Available records:
··········

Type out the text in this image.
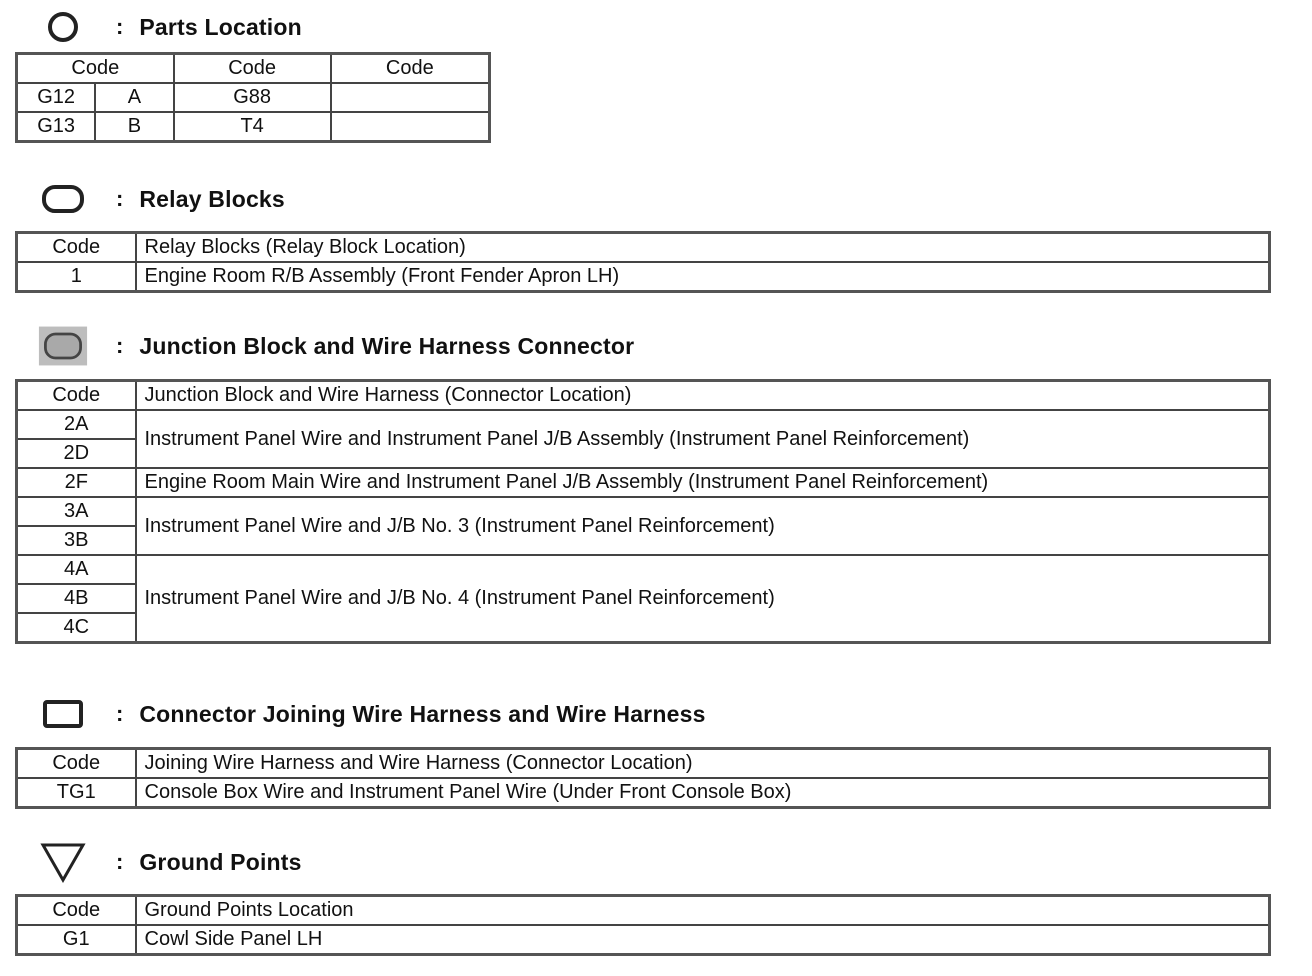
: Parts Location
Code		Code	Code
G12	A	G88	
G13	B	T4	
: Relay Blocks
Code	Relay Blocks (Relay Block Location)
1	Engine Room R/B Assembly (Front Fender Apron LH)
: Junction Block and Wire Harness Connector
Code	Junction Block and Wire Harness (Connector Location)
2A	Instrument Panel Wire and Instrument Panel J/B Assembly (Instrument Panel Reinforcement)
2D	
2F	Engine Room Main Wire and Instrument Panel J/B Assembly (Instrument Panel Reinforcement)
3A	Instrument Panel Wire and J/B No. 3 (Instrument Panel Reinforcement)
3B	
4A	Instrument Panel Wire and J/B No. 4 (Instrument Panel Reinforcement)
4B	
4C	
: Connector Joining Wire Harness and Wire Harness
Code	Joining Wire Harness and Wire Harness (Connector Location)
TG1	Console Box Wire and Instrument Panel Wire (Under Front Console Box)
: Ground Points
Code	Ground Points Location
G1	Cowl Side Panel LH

··········

Above are the records. Identify each line that contains the word "Room".

Written solution:
1	Engine Room R/B Assembly (Front Fender Apron LH)
2F	Engine Room Main Wire and Instrument Panel J/B Assembly (Instrument Panel Reinforcement)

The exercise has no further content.